## GIVEN INSTRUCTION
Return the records exactly as they are.

Excerpts from a figure dataset

::::::::::

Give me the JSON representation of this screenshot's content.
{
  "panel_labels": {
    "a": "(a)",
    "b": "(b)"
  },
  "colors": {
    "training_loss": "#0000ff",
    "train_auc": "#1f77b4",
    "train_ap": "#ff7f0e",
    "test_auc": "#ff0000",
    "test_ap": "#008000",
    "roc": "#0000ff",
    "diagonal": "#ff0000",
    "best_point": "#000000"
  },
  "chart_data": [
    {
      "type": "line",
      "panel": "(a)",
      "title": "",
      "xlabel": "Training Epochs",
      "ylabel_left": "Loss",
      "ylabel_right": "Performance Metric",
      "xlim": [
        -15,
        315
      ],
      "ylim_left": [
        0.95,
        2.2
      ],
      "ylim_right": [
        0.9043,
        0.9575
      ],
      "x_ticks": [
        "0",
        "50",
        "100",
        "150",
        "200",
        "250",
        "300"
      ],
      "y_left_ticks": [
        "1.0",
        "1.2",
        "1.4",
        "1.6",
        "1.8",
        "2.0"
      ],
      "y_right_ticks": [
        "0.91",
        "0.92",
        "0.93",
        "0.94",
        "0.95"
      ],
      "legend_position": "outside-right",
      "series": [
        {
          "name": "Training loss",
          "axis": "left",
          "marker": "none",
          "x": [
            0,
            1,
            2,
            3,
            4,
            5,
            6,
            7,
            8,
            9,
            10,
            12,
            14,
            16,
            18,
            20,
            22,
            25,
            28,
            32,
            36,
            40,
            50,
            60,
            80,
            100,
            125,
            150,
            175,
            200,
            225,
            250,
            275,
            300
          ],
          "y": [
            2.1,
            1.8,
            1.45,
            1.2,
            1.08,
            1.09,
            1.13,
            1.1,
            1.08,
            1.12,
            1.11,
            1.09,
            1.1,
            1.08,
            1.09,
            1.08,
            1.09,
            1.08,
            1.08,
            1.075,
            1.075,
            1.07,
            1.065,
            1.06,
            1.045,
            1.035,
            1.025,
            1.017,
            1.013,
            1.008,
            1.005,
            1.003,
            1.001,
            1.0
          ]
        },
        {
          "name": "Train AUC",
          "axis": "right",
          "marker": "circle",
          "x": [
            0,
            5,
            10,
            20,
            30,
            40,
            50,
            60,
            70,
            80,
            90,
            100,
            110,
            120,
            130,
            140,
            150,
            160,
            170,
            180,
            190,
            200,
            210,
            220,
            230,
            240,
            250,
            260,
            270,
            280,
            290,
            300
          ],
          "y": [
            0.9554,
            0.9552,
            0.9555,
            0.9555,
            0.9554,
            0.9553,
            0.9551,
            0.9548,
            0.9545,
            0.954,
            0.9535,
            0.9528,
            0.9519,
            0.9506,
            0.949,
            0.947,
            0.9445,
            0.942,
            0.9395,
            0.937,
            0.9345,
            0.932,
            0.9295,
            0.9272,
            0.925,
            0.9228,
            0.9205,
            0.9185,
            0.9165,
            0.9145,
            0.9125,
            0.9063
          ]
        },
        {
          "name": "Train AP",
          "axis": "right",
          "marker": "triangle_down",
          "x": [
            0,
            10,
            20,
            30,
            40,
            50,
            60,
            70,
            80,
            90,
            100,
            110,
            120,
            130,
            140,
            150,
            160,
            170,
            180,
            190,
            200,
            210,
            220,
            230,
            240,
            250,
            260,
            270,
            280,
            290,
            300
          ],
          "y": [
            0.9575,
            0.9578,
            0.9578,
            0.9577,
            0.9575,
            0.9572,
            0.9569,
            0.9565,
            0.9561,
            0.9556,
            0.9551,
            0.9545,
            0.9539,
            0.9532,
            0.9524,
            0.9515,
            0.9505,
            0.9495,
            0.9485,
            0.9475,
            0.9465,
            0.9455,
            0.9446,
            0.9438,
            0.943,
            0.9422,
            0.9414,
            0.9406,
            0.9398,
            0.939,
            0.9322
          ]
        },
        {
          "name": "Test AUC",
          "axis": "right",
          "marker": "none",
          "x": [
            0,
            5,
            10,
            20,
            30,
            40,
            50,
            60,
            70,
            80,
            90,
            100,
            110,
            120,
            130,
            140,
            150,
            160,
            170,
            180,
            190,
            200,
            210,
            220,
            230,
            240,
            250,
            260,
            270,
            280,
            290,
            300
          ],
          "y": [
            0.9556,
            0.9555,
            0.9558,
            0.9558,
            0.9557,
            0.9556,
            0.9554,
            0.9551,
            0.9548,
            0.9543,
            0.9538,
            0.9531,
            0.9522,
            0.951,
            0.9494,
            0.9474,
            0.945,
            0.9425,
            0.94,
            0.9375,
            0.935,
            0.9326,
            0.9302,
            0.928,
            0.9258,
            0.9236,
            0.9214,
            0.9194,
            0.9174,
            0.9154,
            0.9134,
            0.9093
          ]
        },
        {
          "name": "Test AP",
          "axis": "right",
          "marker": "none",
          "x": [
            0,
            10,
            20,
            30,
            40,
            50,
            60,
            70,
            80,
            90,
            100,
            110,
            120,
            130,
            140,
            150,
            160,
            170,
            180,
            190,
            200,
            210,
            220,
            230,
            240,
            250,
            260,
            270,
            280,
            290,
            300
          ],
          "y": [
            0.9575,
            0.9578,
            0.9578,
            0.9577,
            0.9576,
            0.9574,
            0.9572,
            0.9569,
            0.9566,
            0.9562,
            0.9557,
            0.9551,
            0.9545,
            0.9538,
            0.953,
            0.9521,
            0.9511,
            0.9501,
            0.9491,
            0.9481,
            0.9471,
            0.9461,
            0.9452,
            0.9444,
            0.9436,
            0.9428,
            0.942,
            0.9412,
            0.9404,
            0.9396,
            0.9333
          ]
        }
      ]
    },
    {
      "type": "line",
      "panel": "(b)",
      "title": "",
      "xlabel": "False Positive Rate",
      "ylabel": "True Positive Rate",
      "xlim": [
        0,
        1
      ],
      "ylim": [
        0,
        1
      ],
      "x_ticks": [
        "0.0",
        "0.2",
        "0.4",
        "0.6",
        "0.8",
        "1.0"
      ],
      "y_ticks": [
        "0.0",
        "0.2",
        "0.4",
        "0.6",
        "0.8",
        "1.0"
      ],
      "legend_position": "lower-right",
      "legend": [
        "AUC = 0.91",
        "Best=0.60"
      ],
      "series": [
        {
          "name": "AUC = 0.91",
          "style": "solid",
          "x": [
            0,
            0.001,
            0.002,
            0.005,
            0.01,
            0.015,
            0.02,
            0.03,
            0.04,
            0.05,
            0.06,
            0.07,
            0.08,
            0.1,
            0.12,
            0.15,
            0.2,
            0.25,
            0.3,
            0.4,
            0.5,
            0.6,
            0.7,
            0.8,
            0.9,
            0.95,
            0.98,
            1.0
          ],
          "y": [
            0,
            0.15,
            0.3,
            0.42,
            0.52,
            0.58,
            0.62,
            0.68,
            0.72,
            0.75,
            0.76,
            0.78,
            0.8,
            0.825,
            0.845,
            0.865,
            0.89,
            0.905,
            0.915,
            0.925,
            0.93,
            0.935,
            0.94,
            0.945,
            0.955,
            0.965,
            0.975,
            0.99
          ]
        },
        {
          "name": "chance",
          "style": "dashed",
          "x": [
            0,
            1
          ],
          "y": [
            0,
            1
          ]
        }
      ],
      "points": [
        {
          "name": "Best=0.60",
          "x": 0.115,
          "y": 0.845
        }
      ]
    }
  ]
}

::::::::::

## TASK RESPONSE
Give me the JSON representation of this screenshot's content.
{
  "panel_labels": {
    "a": "(a)",
    "b": "(b)"
  },
  "colors": {
    "training_loss": "#0000ff",
    "train_auc": "#1f77b4",
    "train_ap": "#ff7f0e",
    "test_auc": "#ff0000",
    "test_ap": "#008000",
    "roc": "#0000ff",
    "diagonal": "#ff0000",
    "best_point": "#000000"
  },
  "chart_data": [
    {
      "type": "line",
      "panel": "(a)",
      "title": "",
      "xlabel": "Training Epochs",
      "ylabel_left": "Loss",
      "ylabel_right": "Performance Metric",
      "xlim": [
        -15,
        315
      ],
      "ylim_left": [
        0.95,
        2.2
      ],
      "ylim_right": [
        0.9043,
        0.9575
      ],
      "x_ticks": [
        "0",
        "50",
        "100",
        "150",
        "200",
        "250",
        "300"
      ],
      "y_left_ticks": [
        "1.0",
        "1.2",
        "1.4",
        "1.6",
        "1.8",
        "2.0"
      ],
      "y_right_ticks": [
        "0.91",
        "0.92",
        "0.93",
        "0.94",
        "0.95"
      ],
      "legend_position": "outside-right",
      "series": [
        {
          "name": "Training loss",
          "axis": "left",
          "marker": "none",
          "x": [
            0,
            1,
            2,
            3,
            4,
            5,
            6,
            7,
            8,
            9,
            10,
            12,
            14,
            16,
            18,
            20,
            22,
            25,
            28,
            32,
            36,
            40,
            50,
            60,
            80,
            100,
            125,
            150,
            175,
            200,
            225,
            250,
            275,
            300
          ],
          "y": [
            2.1,
            1.8,
            1.45,
            1.2,
            1.08,
            1.09,
            1.13,
            1.1,
            1.08,
            1.12,
            1.11,
            1.09,
            1.1,
            1.08,
            1.09,
            1.08,
            1.09,
            1.08,
            1.08,
            1.075,
            1.075,
            1.07,
            1.065,
            1.06,
            1.045,
            1.035,
            1.025,
            1.017,
            1.013,
            1.008,
            1.005,
            1.003,
            1.001,
            1.0
          ]
        },
        {
          "name": "Train AUC",
          "axis": "right",
          "marker": "circle",
          "x": [
            0,
            5,
            10,
            20,
            30,
            40,
            50,
            60,
            70,
            80,
            90,
            100,
            110,
            120,
            130,
            140,
            150,
            160,
            170,
            180,
            190,
            200,
            210,
            220,
            230,
            240,
            250,
            260,
            270,
            280,
            290,
            300
          ],
          "y": [
            0.9554,
            0.9552,
            0.9555,
            0.9555,
            0.9554,
            0.9553,
            0.9551,
            0.9548,
            0.9545,
            0.954,
            0.9535,
            0.9528,
            0.9519,
            0.9506,
            0.949,
            0.947,
            0.9445,
            0.942,
            0.9395,
            0.937,
            0.9345,
            0.932,
            0.9295,
            0.9272,
            0.925,
            0.9228,
            0.9205,
            0.9185,
            0.9165,
            0.9145,
            0.9125,
            0.9063
          ]
        },
        {
          "name": "Train AP",
          "axis": "right",
          "marker": "triangle_down",
          "x": [
            0,
            10,
            20,
            30,
            40,
            50,
            60,
            70,
            80,
            90,
            100,
            110,
            120,
            130,
            140,
            150,
            160,
            170,
            180,
            190,
            200,
            210,
            220,
            230,
            240,
            250,
            260,
            270,
            280,
            290,
            300
          ],
          "y": [
            0.9575,
            0.9578,
            0.9578,
            0.9577,
            0.9575,
            0.9572,
            0.9569,
            0.9565,
            0.9561,
            0.9556,
            0.9551,
            0.9545,
            0.9539,
            0.9532,
            0.9524,
            0.9515,
            0.9505,
            0.9495,
            0.9485,
            0.9475,
            0.9465,
            0.9455,
            0.9446,
            0.9438,
            0.943,
            0.9422,
            0.9414,
            0.9406,
            0.9398,
            0.939,
            0.9322
          ]
        },
        {
          "name": "Test AUC",
          "axis": "right",
          "marker": "none",
          "x": [
            0,
            5,
            10,
            20,
            30,
            40,
            50,
            60,
            70,
            80,
            90,
            100,
            110,
            120,
            130,
            140,
            150,
            160,
            170,
            180,
            190,
            200,
            210,
            220,
            230,
            240,
            250,
            260,
            270,
            280,
            290,
            300
          ],
          "y": [
            0.9556,
            0.9555,
            0.9558,
            0.9558,
            0.9557,
            0.9556,
            0.9554,
            0.9551,
            0.9548,
            0.9543,
            0.9538,
            0.9531,
            0.9522,
            0.951,
            0.9494,
            0.9474,
            0.945,
            0.9425,
            0.94,
            0.9375,
            0.935,
            0.9326,
            0.9302,
            0.928,
            0.9258,
            0.9236,
            0.9214,
            0.9194,
            0.9174,
            0.9154,
            0.9134,
            0.9093
          ]
        },
        {
          "name": "Test AP",
          "axis": "right",
          "marker": "none",
          "x": [
            0,
            10,
            20,
            30,
            40,
            50,
            60,
            70,
            80,
            90,
            100,
            110,
            120,
            130,
            140,
            150,
            160,
            170,
            180,
            190,
            200,
            210,
            220,
            230,
            240,
            250,
            260,
            270,
            280,
            290,
            300
          ],
          "y": [
            0.9575,
            0.9578,
            0.9578,
            0.9577,
            0.9576,
            0.9574,
            0.9572,
            0.9569,
            0.9566,
            0.9562,
            0.9557,
            0.9551,
            0.9545,
            0.9538,
            0.953,
            0.9521,
            0.9511,
            0.9501,
            0.9491,
            0.9481,
            0.9471,
            0.9461,
            0.9452,
            0.9444,
            0.9436,
            0.9428,
            0.942,
            0.9412,
            0.9404,
            0.9396,
            0.9333
          ]
        }
      ]
    },
    {
      "type": "line",
      "panel": "(b)",
      "title": "",
      "xlabel": "False Positive Rate",
      "ylabel": "True Positive Rate",
      "xlim": [
        0,
        1
      ],
      "ylim": [
        0,
        1
      ],
      "x_ticks": [
        "0.0",
        "0.2",
        "0.4",
        "0.6",
        "0.8",
        "1.0"
      ],
      "y_ticks": [
        "0.0",
        "0.2",
        "0.4",
        "0.6",
        "0.8",
        "1.0"
      ],
      "legend_position": "lower-right",
      "legend": [
        "AUC = 0.91",
        "Best=0.60"
      ],
      "series": [
        {
          "name": "AUC = 0.91",
          "style": "solid",
          "x": [
            0,
            0.001,
            0.002,
            0.005,
            0.01,
            0.015,
            0.02,
            0.03,
            0.04,
            0.05,
            0.06,
            0.07,
            0.08,
            0.1,
            0.12,
            0.15,
            0.2,
            0.25,
            0.3,
            0.4,
            0.5,
            0.6,
            0.7,
            0.8,
            0.9,
            0.95,
            0.98,
            1.0
          ],
          "y": [
            0,
            0.15,
            0.3,
            0.42,
            0.52,
            0.58,
            0.62,
            0.68,
            0.72,
            0.75,
            0.76,
            0.78,
            0.8,
            0.825,
            0.845,
            0.865,
            0.89,
            0.905,
            0.915,
            0.925,
            0.93,
            0.935,
            0.94,
            0.945,
            0.955,
            0.965,
            0.975,
            0.99
          ]
        },
        {
          "name": "chance",
          "style": "dashed",
          "x": [
            0,
            1
          ],
          "y": [
            0,
            1
          ]
        }
      ],
      "points": [
        {
          "name": "Best=0.60",
          "x": 0.115,
          "y": 0.845
        }
      ]
    }
  ]
}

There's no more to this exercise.